What to do:
Search the records for the word "Date" and pick out every line that has it.

Material shown:
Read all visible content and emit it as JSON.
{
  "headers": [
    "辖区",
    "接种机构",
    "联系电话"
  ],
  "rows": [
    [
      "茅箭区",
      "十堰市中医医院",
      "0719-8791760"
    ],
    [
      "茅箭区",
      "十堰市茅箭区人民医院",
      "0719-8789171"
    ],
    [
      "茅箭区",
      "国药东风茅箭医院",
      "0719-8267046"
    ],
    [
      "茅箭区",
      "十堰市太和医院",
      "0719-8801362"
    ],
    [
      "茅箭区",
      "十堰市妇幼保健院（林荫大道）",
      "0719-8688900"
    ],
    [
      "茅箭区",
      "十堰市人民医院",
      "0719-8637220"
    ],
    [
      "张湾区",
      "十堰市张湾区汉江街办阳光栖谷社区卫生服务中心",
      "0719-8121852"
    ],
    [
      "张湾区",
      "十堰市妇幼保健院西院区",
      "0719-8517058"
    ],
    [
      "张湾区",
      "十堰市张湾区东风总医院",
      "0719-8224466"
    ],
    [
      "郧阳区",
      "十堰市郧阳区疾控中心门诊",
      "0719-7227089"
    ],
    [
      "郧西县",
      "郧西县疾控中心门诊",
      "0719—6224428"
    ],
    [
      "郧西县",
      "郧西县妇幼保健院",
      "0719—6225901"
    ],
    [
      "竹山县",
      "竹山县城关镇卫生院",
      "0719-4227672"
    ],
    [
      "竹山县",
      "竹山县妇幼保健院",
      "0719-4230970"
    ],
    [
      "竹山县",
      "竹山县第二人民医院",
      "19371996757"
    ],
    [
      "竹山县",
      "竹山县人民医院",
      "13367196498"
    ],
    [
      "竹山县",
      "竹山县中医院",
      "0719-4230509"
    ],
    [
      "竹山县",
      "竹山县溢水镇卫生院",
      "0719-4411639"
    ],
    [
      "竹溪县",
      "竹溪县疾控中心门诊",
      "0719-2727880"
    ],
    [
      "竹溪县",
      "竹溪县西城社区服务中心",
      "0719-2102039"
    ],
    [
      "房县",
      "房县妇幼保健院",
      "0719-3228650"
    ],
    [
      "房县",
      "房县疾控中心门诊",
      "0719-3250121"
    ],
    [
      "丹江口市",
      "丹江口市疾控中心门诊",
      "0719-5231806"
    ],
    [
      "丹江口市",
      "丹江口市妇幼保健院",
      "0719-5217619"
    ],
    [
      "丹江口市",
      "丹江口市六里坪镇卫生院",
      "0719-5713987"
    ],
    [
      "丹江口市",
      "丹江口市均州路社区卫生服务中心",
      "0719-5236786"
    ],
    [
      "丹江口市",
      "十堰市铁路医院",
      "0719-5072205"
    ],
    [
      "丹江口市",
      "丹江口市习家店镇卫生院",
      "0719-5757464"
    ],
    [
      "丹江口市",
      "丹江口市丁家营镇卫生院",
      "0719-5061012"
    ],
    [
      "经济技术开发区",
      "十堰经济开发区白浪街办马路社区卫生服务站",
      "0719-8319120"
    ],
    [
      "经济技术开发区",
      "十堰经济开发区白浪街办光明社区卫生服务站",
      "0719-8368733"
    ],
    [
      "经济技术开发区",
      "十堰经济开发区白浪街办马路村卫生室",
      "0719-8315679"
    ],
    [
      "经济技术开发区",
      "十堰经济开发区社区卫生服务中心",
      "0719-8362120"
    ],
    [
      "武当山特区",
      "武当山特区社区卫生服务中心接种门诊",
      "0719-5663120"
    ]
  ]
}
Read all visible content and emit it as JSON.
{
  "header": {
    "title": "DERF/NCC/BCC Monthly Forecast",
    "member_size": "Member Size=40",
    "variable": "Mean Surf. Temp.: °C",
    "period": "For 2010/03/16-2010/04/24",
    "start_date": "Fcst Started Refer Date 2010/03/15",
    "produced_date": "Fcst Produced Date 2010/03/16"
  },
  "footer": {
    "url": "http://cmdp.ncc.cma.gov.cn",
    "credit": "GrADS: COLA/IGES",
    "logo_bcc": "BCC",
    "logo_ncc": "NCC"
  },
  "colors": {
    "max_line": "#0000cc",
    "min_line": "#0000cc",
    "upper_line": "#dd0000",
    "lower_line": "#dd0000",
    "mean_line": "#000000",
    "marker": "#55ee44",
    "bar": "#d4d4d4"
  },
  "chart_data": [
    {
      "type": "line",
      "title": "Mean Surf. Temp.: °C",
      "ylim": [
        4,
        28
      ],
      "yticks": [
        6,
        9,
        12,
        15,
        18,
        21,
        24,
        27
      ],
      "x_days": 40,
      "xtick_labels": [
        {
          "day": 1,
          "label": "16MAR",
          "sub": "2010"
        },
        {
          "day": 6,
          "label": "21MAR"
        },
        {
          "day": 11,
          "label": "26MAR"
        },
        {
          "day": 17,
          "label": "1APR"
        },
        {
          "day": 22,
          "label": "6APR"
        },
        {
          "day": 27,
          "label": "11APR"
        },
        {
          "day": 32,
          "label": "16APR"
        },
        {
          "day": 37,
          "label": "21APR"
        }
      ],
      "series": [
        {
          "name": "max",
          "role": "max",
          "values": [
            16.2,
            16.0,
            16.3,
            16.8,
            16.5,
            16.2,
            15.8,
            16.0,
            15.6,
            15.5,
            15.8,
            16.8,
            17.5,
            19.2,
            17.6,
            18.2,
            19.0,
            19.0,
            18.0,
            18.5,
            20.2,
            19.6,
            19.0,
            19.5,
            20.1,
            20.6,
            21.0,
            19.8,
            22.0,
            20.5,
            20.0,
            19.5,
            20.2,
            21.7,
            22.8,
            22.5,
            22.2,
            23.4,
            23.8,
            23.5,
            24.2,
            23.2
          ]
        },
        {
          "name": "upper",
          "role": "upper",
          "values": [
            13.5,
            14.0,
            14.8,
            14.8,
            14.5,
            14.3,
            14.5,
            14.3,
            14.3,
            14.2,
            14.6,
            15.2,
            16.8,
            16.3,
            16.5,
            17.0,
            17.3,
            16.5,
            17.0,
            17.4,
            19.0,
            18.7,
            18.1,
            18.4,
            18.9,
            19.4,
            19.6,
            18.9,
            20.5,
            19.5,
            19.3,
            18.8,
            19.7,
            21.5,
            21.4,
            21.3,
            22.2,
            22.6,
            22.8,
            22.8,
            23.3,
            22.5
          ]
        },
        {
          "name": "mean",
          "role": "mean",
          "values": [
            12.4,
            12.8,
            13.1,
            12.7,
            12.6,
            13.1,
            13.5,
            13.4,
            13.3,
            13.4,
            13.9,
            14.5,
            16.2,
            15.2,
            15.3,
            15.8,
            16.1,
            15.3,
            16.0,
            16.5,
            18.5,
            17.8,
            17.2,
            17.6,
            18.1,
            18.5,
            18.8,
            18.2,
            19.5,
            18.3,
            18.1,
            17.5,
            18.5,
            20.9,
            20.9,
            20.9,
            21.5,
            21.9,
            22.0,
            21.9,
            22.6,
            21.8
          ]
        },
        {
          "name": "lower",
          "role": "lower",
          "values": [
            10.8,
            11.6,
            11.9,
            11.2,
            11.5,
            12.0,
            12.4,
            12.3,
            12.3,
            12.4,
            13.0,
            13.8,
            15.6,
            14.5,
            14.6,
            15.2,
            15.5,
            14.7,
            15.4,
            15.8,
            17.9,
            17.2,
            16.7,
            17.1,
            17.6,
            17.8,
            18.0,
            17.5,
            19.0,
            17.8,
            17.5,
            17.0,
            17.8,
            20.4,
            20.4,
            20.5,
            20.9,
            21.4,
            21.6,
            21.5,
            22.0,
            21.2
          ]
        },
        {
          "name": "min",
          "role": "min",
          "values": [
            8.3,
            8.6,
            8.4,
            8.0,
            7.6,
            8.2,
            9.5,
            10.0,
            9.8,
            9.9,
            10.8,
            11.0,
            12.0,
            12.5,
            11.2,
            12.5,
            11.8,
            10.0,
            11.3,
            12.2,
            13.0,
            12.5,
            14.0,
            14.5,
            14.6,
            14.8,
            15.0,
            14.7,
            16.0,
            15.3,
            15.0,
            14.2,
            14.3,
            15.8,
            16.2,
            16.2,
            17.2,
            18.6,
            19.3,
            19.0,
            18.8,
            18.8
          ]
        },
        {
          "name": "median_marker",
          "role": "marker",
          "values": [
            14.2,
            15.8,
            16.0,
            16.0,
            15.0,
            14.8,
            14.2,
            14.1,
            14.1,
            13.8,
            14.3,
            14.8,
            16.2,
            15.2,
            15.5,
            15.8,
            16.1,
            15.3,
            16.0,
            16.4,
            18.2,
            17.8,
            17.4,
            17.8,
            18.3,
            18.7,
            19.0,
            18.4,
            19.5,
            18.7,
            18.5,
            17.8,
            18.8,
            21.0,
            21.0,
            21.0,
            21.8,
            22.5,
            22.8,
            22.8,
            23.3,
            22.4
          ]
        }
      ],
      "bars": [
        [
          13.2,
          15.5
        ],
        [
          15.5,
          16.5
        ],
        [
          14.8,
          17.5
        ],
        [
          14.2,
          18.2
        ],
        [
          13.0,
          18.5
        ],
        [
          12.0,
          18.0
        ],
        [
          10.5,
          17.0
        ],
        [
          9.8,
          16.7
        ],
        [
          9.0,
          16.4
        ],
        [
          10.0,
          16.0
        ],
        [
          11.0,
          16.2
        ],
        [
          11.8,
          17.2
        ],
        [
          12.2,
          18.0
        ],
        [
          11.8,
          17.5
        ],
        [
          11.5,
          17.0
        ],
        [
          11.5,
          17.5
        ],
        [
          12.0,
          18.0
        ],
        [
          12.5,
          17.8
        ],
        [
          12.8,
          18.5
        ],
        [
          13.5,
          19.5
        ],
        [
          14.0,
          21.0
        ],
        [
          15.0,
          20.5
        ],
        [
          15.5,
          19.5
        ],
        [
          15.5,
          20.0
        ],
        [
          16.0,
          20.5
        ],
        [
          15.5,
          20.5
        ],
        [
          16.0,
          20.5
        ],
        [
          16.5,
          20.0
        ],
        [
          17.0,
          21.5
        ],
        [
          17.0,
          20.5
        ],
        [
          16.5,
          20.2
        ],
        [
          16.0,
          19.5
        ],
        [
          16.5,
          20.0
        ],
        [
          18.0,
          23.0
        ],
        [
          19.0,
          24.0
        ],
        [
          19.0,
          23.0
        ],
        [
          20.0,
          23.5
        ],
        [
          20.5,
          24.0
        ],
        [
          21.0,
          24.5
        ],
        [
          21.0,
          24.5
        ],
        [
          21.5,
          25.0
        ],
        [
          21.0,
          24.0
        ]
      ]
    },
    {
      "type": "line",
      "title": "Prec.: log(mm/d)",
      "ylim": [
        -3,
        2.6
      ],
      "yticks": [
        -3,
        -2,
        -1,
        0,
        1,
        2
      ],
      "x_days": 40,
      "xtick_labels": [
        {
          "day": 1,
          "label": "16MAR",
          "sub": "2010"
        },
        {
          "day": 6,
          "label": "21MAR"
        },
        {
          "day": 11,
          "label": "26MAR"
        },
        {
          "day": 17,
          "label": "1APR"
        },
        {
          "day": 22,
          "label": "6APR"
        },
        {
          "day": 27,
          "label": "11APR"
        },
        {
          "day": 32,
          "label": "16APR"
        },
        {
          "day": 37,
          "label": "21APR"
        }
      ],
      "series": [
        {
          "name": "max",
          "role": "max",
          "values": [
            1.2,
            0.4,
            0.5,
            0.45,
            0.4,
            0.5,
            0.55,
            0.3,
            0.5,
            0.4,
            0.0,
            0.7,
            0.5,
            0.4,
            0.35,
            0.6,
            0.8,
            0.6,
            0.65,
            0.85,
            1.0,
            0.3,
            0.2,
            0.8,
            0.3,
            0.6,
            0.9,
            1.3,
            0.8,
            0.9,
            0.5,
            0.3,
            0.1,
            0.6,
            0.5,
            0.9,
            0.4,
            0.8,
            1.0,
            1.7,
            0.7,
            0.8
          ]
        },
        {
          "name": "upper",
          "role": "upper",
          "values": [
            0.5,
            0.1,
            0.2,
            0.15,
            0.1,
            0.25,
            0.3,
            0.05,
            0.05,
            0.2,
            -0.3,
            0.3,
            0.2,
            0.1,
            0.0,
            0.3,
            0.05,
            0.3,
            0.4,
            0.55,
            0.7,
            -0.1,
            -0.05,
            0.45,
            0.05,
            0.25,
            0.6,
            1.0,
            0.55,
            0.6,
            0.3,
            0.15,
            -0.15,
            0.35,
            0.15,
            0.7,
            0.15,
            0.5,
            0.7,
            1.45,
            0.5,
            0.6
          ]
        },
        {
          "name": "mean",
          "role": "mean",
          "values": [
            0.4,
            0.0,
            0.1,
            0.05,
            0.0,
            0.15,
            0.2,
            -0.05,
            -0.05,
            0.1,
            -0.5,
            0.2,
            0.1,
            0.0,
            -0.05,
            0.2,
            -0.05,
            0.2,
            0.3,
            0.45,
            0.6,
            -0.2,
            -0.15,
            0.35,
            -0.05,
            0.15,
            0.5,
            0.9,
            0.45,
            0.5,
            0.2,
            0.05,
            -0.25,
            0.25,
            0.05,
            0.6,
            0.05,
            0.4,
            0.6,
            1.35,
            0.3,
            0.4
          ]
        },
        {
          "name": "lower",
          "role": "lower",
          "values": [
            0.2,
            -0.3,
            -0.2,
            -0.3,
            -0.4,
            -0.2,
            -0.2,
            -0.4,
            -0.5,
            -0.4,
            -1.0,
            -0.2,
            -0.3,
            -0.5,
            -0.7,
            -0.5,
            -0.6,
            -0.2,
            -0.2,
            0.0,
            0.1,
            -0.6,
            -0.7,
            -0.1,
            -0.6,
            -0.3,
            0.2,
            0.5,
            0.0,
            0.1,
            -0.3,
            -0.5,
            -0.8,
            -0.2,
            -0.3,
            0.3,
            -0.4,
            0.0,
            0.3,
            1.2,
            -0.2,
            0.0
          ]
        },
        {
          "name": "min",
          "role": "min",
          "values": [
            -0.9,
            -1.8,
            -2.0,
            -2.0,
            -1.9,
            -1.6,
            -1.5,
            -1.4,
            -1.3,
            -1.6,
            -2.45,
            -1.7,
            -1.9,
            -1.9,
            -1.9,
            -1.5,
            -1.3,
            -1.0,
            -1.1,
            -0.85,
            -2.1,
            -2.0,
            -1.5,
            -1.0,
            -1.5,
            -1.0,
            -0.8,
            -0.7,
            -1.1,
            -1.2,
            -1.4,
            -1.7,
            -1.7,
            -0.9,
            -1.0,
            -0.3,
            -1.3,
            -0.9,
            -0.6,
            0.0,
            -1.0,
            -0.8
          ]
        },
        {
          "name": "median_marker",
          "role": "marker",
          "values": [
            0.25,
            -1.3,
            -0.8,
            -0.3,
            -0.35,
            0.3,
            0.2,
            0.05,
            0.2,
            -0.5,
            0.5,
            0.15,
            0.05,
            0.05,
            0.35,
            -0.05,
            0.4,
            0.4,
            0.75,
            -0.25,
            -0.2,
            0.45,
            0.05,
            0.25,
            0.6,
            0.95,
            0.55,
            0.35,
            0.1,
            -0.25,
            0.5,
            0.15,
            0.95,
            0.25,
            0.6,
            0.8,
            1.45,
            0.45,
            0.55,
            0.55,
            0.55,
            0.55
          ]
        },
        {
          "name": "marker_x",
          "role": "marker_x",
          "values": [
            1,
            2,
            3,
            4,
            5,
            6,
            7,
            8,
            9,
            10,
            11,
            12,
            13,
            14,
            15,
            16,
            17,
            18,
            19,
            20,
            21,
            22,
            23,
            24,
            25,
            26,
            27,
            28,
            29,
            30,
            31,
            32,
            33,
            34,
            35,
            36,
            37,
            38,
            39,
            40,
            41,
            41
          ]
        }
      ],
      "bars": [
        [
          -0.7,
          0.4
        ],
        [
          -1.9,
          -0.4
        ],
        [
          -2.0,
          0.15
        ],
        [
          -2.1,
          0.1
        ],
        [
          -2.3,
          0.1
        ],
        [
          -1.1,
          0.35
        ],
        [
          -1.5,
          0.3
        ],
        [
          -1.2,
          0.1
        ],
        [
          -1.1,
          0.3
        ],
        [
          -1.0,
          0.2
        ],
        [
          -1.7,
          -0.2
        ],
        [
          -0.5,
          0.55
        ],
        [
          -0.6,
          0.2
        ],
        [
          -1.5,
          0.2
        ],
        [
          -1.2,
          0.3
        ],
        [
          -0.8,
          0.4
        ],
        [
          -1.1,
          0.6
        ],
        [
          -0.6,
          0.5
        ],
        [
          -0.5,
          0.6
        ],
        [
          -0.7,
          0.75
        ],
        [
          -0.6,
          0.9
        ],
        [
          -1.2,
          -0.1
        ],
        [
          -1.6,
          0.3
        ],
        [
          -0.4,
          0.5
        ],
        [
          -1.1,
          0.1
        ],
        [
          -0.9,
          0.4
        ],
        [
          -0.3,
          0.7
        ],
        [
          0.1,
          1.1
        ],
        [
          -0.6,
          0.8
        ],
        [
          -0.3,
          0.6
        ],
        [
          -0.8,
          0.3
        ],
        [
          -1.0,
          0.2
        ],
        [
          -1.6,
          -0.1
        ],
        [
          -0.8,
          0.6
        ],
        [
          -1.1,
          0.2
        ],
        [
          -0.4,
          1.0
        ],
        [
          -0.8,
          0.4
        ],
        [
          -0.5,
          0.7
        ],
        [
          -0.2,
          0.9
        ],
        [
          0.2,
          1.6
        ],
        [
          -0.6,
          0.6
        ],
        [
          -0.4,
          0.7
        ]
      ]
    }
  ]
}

Reply to the exercise:
    "start_date": "Fcst Started Refer Date 2010/03/15",
    "produced_date": "Fcst Produced Date 2010/03/16"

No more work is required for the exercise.